■ **Stated goal**
Each line below must be set down exactly; omit any image you find.
— START OF Working data —
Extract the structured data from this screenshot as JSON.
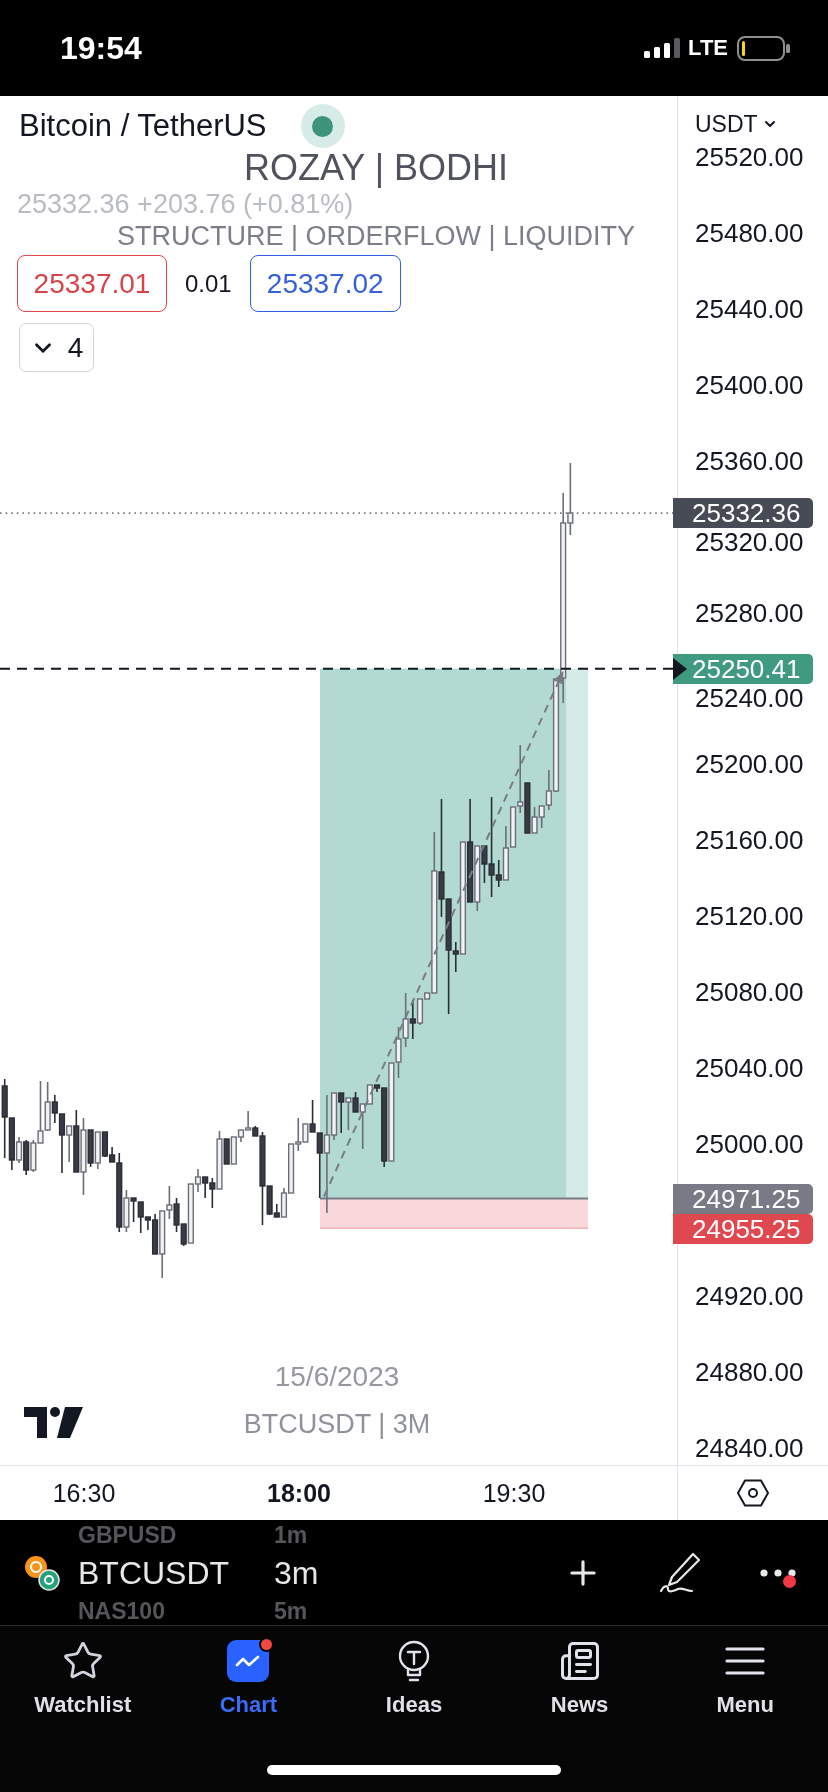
{
  "status_bar": {
    "time": "19:54",
    "network": "LTE"
  },
  "legend": {
    "symbol": "Bitcoin / TetherUS",
    "market_open": true,
    "price_line": "25332.36 +203.76 (+0.81%)",
    "sell_price": "25337.01",
    "spread": "0.01",
    "buy_price": "25337.02",
    "indicators_count": "4",
    "indicators_expanded": false
  },
  "watermark": {
    "title": "ROZAY | BODHI",
    "subtitle": "STRUCTURE | ORDERFLOW | LIQUIDITY",
    "date": "15/6/2023",
    "symbol_line": "BTCUSDT | 3M"
  },
  "price_axis": {
    "currency": "USDT",
    "labels": [
      "25520.00",
      "25480.00",
      "25440.00",
      "25400.00",
      "25360.00",
      "25320.00",
      "25280.00",
      "25240.00",
      "25200.00",
      "25160.00",
      "25120.00",
      "25080.00",
      "25040.00",
      "25000.00",
      "24920.00",
      "24880.00",
      "24840.00"
    ],
    "tags": [
      {
        "kind": "last",
        "text": "25332.36"
      },
      {
        "kind": "target",
        "text": "25250.41"
      },
      {
        "kind": "entry",
        "text": "24971.25"
      },
      {
        "kind": "stop",
        "text": "24955.25"
      }
    ]
  },
  "time_axis": {
    "labels": [
      {
        "text": "16:30",
        "emphasized": false
      },
      {
        "text": "18:00",
        "emphasized": true
      },
      {
        "text": "19:30",
        "emphasized": false
      }
    ]
  },
  "toolbar": {
    "symbols": [
      {
        "symbol": "GBPUSD",
        "interval": "1m",
        "selected": false
      },
      {
        "symbol": "BTCUSDT",
        "interval": "3m",
        "selected": true
      },
      {
        "symbol": "NAS100",
        "interval": "5m",
        "selected": false
      }
    ],
    "more_badge": true
  },
  "tabs": [
    {
      "label": "Watchlist",
      "selected": false,
      "badge": false
    },
    {
      "label": "Chart",
      "selected": true,
      "badge": true
    },
    {
      "label": "Ideas",
      "selected": false,
      "badge": false
    },
    {
      "label": "News",
      "selected": false,
      "badge": false
    },
    {
      "label": "Menu",
      "selected": false,
      "badge": false
    }
  ]
}
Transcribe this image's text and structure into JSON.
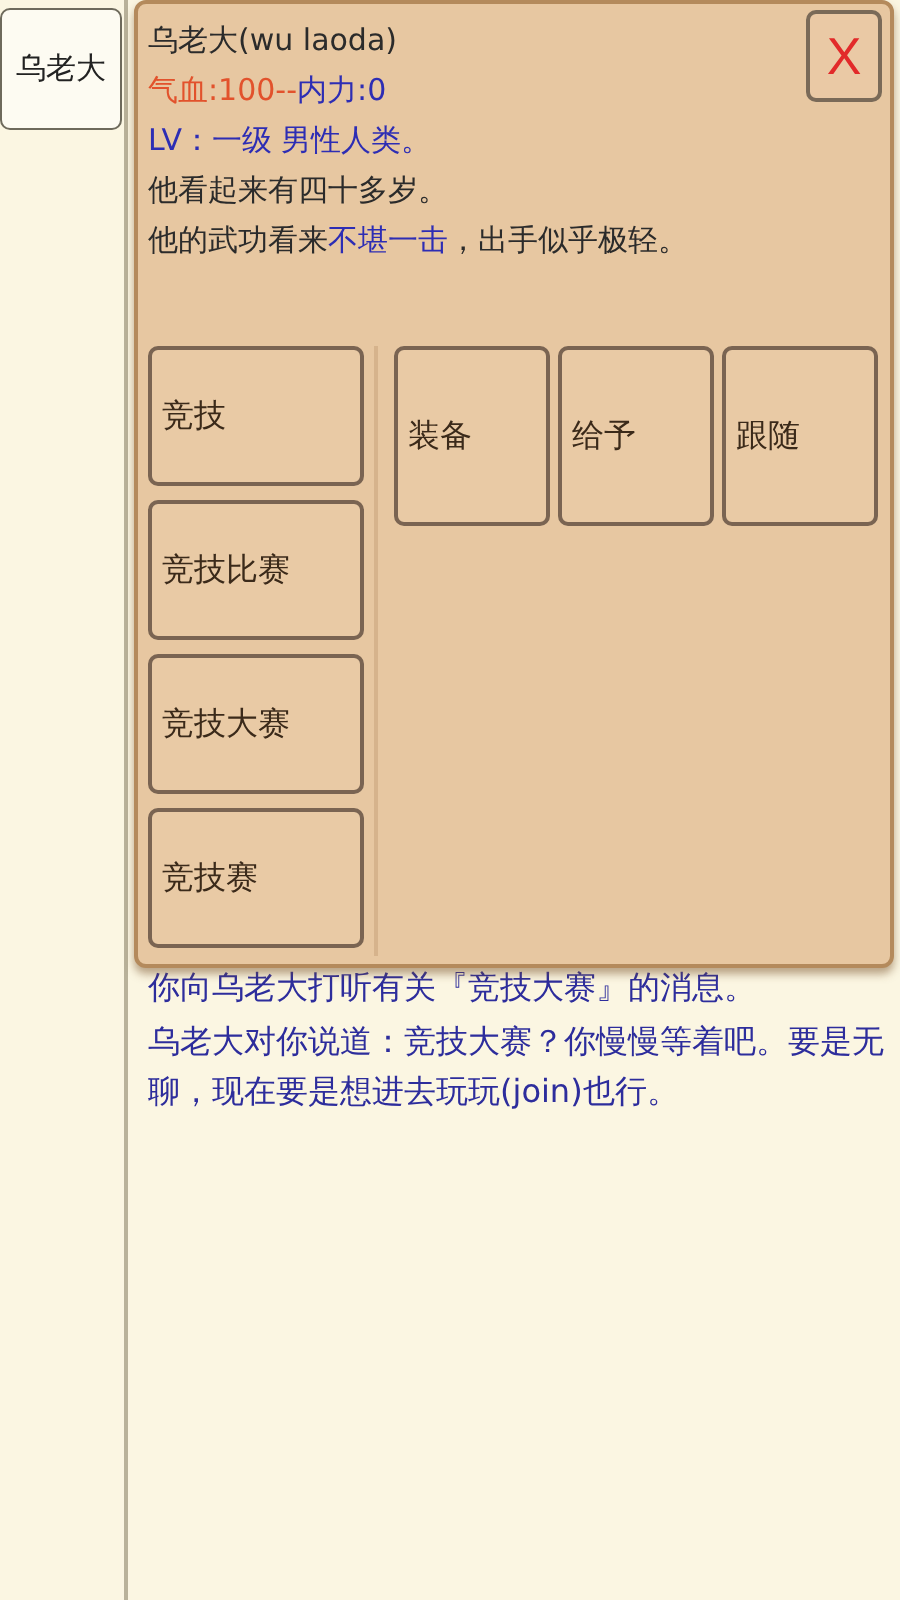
{
  "sidebar": {
    "items": [
      {
        "label": "乌老大",
        "selected": false
      }
    ]
  },
  "dialog": {
    "title": "乌老大(wu laoda)",
    "close": "X",
    "lines": [
      {
        "segments": [
          {
            "text": "气血:100--",
            "color": "#e2522c"
          },
          {
            "text": "内力:0",
            "color": "#2d2db4"
          }
        ]
      },
      {
        "segments": [
          {
            "text": "LV：一级  男性人类。",
            "color": "#2d2db4"
          }
        ]
      },
      {
        "segments": [
          {
            "text": "他看起来有四十多岁。",
            "color": "#2b2b2b"
          }
        ]
      },
      {
        "segments": [
          {
            "text": "他的武功看来",
            "color": "#2b2b2b"
          },
          {
            "text": "不堪一击",
            "color": "#2d2db4"
          },
          {
            "text": "，出手似乎极轻。",
            "color": "#2b2b2b"
          }
        ]
      }
    ],
    "left_actions": [
      "竞技",
      "竞技比赛",
      "竞技大赛",
      "竞技赛"
    ],
    "right_actions": [
      "装备",
      "给予",
      "跟随"
    ]
  },
  "log": [
    "你向乌老大打听有关『竞技大赛』的消息。",
    "乌老大对你说道：竞技大赛？你慢慢等着吧。要是无聊，现在要是想进去玩玩(join)也行。"
  ]
}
— END OF Working data —
■ **Final answer**
Extract the structured data from this screenshot as JSON.
{
  "status_bar": {
    "time": "19:54",
    "network": "LTE"
  },
  "legend": {
    "symbol": "Bitcoin / TetherUS",
    "market_open": true,
    "price_line": "25332.36 +203.76 (+0.81%)",
    "sell_price": "25337.01",
    "spread": "0.01",
    "buy_price": "25337.02",
    "indicators_count": "4",
    "indicators_expanded": false
  },
  "watermark": {
    "title": "ROZAY | BODHI",
    "subtitle": "STRUCTURE | ORDERFLOW | LIQUIDITY",
    "date": "15/6/2023",
    "symbol_line": "BTCUSDT | 3M"
  },
  "price_axis": {
    "currency": "USDT",
    "labels": [
      "25520.00",
      "25480.00",
      "25440.00",
      "25400.00",
      "25360.00",
      "25320.00",
      "25280.00",
      "25240.00",
      "25200.00",
      "25160.00",
      "25120.00",
      "25080.00",
      "25040.00",
      "25000.00",
      "24920.00",
      "24880.00",
      "24840.00"
    ],
    "tags": [
      {
        "kind": "last",
        "text": "25332.36"
      },
      {
        "kind": "target",
        "text": "25250.41"
      },
      {
        "kind": "entry",
        "text": "24971.25"
      },
      {
        "kind": "stop",
        "text": "24955.25"
      }
    ]
  },
  "time_axis": {
    "labels": [
      {
        "text": "16:30",
        "emphasized": false
      },
      {
        "text": "18:00",
        "emphasized": true
      },
      {
        "text": "19:30",
        "emphasized": false
      }
    ]
  },
  "toolbar": {
    "symbols": [
      {
        "symbol": "GBPUSD",
        "interval": "1m",
        "selected": false
      },
      {
        "symbol": "BTCUSDT",
        "interval": "3m",
        "selected": true
      },
      {
        "symbol": "NAS100",
        "interval": "5m",
        "selected": false
      }
    ],
    "more_badge": true
  },
  "tabs": [
    {
      "label": "Watchlist",
      "selected": false,
      "badge": false
    },
    {
      "label": "Chart",
      "selected": true,
      "badge": true
    },
    {
      "label": "Ideas",
      "selected": false,
      "badge": false
    },
    {
      "label": "News",
      "selected": false,
      "badge": false
    },
    {
      "label": "Menu",
      "selected": false,
      "badge": false
    }
  ]
}
Transcribe this image's text and structure into JSON.
{
  "sidebar": {
    "items": [
      {
        "label": "乌老大",
        "selected": false
      }
    ]
  },
  "dialog": {
    "title": "乌老大(wu laoda)",
    "close": "X",
    "lines": [
      {
        "segments": [
          {
            "text": "气血:100--",
            "color": "#e2522c"
          },
          {
            "text": "内力:0",
            "color": "#2d2db4"
          }
        ]
      },
      {
        "segments": [
          {
            "text": "LV：一级  男性人类。",
            "color": "#2d2db4"
          }
        ]
      },
      {
        "segments": [
          {
            "text": "他看起来有四十多岁。",
            "color": "#2b2b2b"
          }
        ]
      },
      {
        "segments": [
          {
            "text": "他的武功看来",
            "color": "#2b2b2b"
          },
          {
            "text": "不堪一击",
            "color": "#2d2db4"
          },
          {
            "text": "，出手似乎极轻。",
            "color": "#2b2b2b"
          }
        ]
      }
    ],
    "left_actions": [
      "竞技",
      "竞技比赛",
      "竞技大赛",
      "竞技赛"
    ],
    "right_actions": [
      "装备",
      "给予",
      "跟随"
    ]
  },
  "log": [
    "你向乌老大打听有关『竞技大赛』的消息。",
    "乌老大对你说道：竞技大赛？你慢慢等着吧。要是无聊，现在要是想进去玩玩(join)也行。"
  ]
}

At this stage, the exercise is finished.